__Source document__

Checkpoints#

Source file
  • twiga/forecaster/base.py - on_save_checkpoint, on_load_checkpoint

  • twiga/core/config/forecaster.py - ForecasterConfig.checkpoints_path

Twiga checkpoints persist the trained model and its fitted data pipeline together, so a restored forecaster is immediately ready to predict with no re-fitting required.

A JSON manifest alongside the pickle records the version, model type, and save timestamp, giving you a lightweight audit trail without an external artefact store.


Saving#

path = forecaster.on_save_checkpoint()
# Writes:
#   checkpoints/model_and_pipeline.pkl
#   checkpoints/_checkpoint_manifest.json

The manifest increments version monotonically on every save:

{
  "version": 3,
  "checkpoint_file": "model_and_pipeline.pkl",
  "model_type": "lightgbm",
  "saved_at": "2026-04-11T12:52:34.562294+00:00"
}

Configure the checkpoint directory via ForecasterConfig:

from twiga.core.config import ForecasterConfig

train_config = ForecasterConfig(
    checkpoints_path="checkpoints/",
    split_freq="months",
    train_size=3,
    test_size=1,
)

On each call, on_save_checkpoint writes (or overwrites) two files:

File

Description

model_and_pipeline.pkl

Joblib-serialised (model, pipeline) tuple

_checkpoint_manifest.json

Version, model type, filename, and UTC timestamp


Loading#

new_forecaster = TwigaForecaster(
    data_params=data_config,
    model_params=[model_config],
    train_params=train_config,
)
new_forecaster.on_load_checkpoint()  # reads manifest, restores model + pipeline

predictions, _ = new_forecaster.predict(test_df)

on_load_checkpoint reads _checkpoint_manifest.json first. If the manifest is absent (e.g. checkpoints saved before the manifest was introduced), it falls back to loading the most-recently-modified *.pkl file in the directory.


In the MLOps pipeline#

Checkpoints are the hand-off point between every MLOps stage:

  • training_flow calls on_save_checkpoint after fitting and evaluation.

__Problems to work on__
1/ Can you rewrite the records starting at the line containing "screen: 11:06 Browse" and ending at the line containing "page-title: Browse xyxy=(20,116,522,177)", substituting "arrow-right-icon" for "chevron-right-icon" and keeping everything else the same?
2/ Could you resume the documentation on Twiga checkpoints from the point where it stops?
The documentation above has no connection to the records that come next.

Dataset excerpt:
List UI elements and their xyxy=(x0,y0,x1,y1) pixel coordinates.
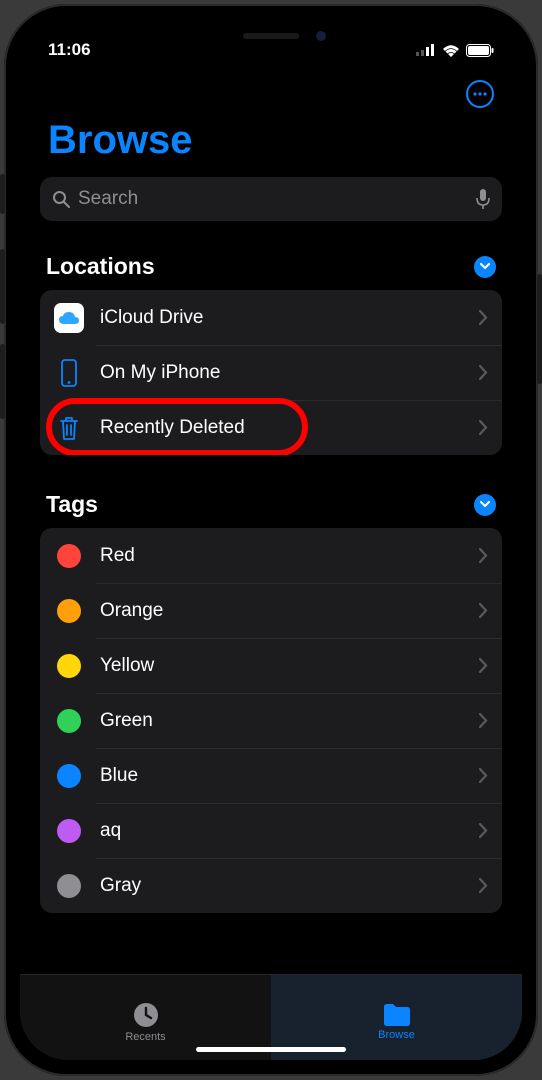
screen: 11:06 Browse Search Locations xyxy=(20,20,522,1060)
battery-icon xyxy=(466,44,494,57)
cellular-icon xyxy=(416,44,436,56)
chevron-right-icon xyxy=(479,768,488,783)
tag-gray[interactable]: Gray xyxy=(40,858,502,913)
icloud-icon xyxy=(54,303,84,333)
tag-color-dot xyxy=(54,816,84,846)
side-button xyxy=(0,249,5,324)
notch xyxy=(166,20,376,52)
iphone-icon xyxy=(54,358,84,388)
search-input[interactable]: Search xyxy=(40,177,502,221)
row-label: Green xyxy=(100,710,463,732)
tag-color-dot xyxy=(54,541,84,571)
chevron-right-icon xyxy=(479,603,488,618)
chevron-right-icon xyxy=(479,420,488,435)
status-time: 11:06 xyxy=(48,40,91,60)
locations-title: Locations xyxy=(46,253,155,280)
page-title: Browse xyxy=(20,116,522,177)
location-recently-deleted[interactable]: Recently Deleted xyxy=(40,400,502,455)
tag-color-dot xyxy=(54,761,84,791)
row-label: On My iPhone xyxy=(100,362,463,384)
chevron-right-icon xyxy=(479,548,488,563)
row-label: aq xyxy=(100,820,463,842)
chevron-right-icon xyxy=(479,823,488,838)
row-label: iCloud Drive xyxy=(100,307,463,329)
tag-color-dot xyxy=(54,871,84,901)
chevron-right-icon xyxy=(479,658,488,673)
tags-title: Tags xyxy=(46,491,98,518)
row-label: Gray xyxy=(100,875,463,897)
chevron-down-icon xyxy=(474,256,496,278)
locations-list: iCloud Drive On My iPhone Recently Delet… xyxy=(40,290,502,455)
wifi-icon xyxy=(442,44,460,57)
folder-icon xyxy=(382,1003,412,1027)
home-indicator[interactable] xyxy=(196,1047,346,1052)
side-button xyxy=(0,344,5,419)
clock-icon xyxy=(132,1001,160,1029)
row-label: Red xyxy=(100,545,463,567)
tags-header[interactable]: Tags xyxy=(40,483,502,528)
status-icons xyxy=(416,44,494,57)
chevron-right-icon xyxy=(479,878,488,893)
tab-label: Recents xyxy=(125,1031,165,1043)
location-on-my-iphone[interactable]: On My iPhone xyxy=(40,345,502,400)
search-placeholder: Search xyxy=(78,188,468,210)
tags-list: Red Orange Yellow Green xyxy=(40,528,502,913)
location-icloud-drive[interactable]: iCloud Drive xyxy=(40,290,502,345)
tag-color-dot xyxy=(54,706,84,736)
side-button xyxy=(537,274,542,384)
side-button xyxy=(0,174,5,214)
ellipsis-icon xyxy=(473,92,487,96)
chevron-right-icon xyxy=(479,713,488,728)
tag-green[interactable]: Green xyxy=(40,693,502,748)
tag-color-dot xyxy=(54,651,84,681)
tag-red[interactable]: Red xyxy=(40,528,502,583)
tag-yellow[interactable]: Yellow xyxy=(40,638,502,693)
tag-blue[interactable]: Blue xyxy=(40,748,502,803)
microphone-icon[interactable] xyxy=(476,189,490,209)
tab-label: Browse xyxy=(378,1029,415,1041)
tag-color-dot xyxy=(54,596,84,626)
phone-frame: 11:06 Browse Search Locations xyxy=(4,4,538,1076)
row-label: Blue xyxy=(100,765,463,787)
chevron-down-icon xyxy=(474,494,496,516)
chevron-right-icon xyxy=(479,310,488,325)
row-label: Recently Deleted xyxy=(100,417,463,439)
chevron-right-icon xyxy=(479,365,488,380)
trash-icon xyxy=(54,413,84,443)
more-button[interactable] xyxy=(466,80,494,108)
row-label: Orange xyxy=(100,600,463,622)
tag-aq[interactable]: aq xyxy=(40,803,502,858)
row-label: Yellow xyxy=(100,655,463,677)
tag-orange[interactable]: Orange xyxy=(40,583,502,638)
search-icon xyxy=(52,190,70,208)
locations-header[interactable]: Locations xyxy=(40,245,502,290)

__Expected outputs__
1/
screen: 11:06 Browse Search Locations xyxy=(20,20,522,1060)
battery-icon xyxy=(466,44,494,57)
cellular-icon xyxy=(416,44,436,56)
arrow-right-icon xyxy=(479,768,488,783)
tag-gray[interactable]: Gray xyxy=(40,858,502,913)
icloud-icon xyxy=(54,303,84,333)
tag-color-dot xyxy=(54,816,84,846)
side-button xyxy=(0,249,5,324)
notch xyxy=(166,20,376,52)
iphone-icon xyxy=(54,358,84,388)
search-input[interactable]: Search xyxy=(40,177,502,221)
row-label: Green xyxy=(100,710,463,732)
tag-color-dot xyxy=(54,541,84,571)
arrow-right-icon xyxy=(479,603,488,618)
arrow-right-icon xyxy=(479,420,488,435)
status-time: 11:06 xyxy=(48,40,91,60)
locations-title: Locations xyxy=(46,253,155,280)
page-title: Browse xyxy=(20,116,522,177)

2/
  • ModelLoader (used by create_app) reads the manifest at API startup and on every /reload call.

  • retraining_flow saves a new checkpoint and calls /reload only when the retrained model is promoted.

See Pipeline Orchestration and Architecture for the full sequence diagram.


API reference#

BaseForecaster.on_save_checkpoint()#

Save the data pipeline and model to a versioned checkpoint file.

Writes model_and_pipeline.pkl for ML/baseline domains alongside a _checkpoint_manifest.json that records the version, timestamp, and model type. The manifest is the authoritative source for on_load_checkpoint() - avoiding brittle mtime-based selection.

Return type:

str

Returns:

Absolute path to the checkpoint directory as a string.

Example

>>> path = forecaster.on_save_checkpoint()
BaseForecaster.on_load_checkpoint()#

Load the model and data pipeline from the versioned checkpoint.

Prefers the _checkpoint_manifest.json written by on_save_checkpoint() to identify the checkpoint file. Falls back to mtime-based selection only when no manifest is present (e.g. checkpoints written by an older version of Twiga).

Raises:

ValueError – If checkpoints_path is not set or the domain is unsupported.

Example

>>> forecaster.on_load_checkpoint()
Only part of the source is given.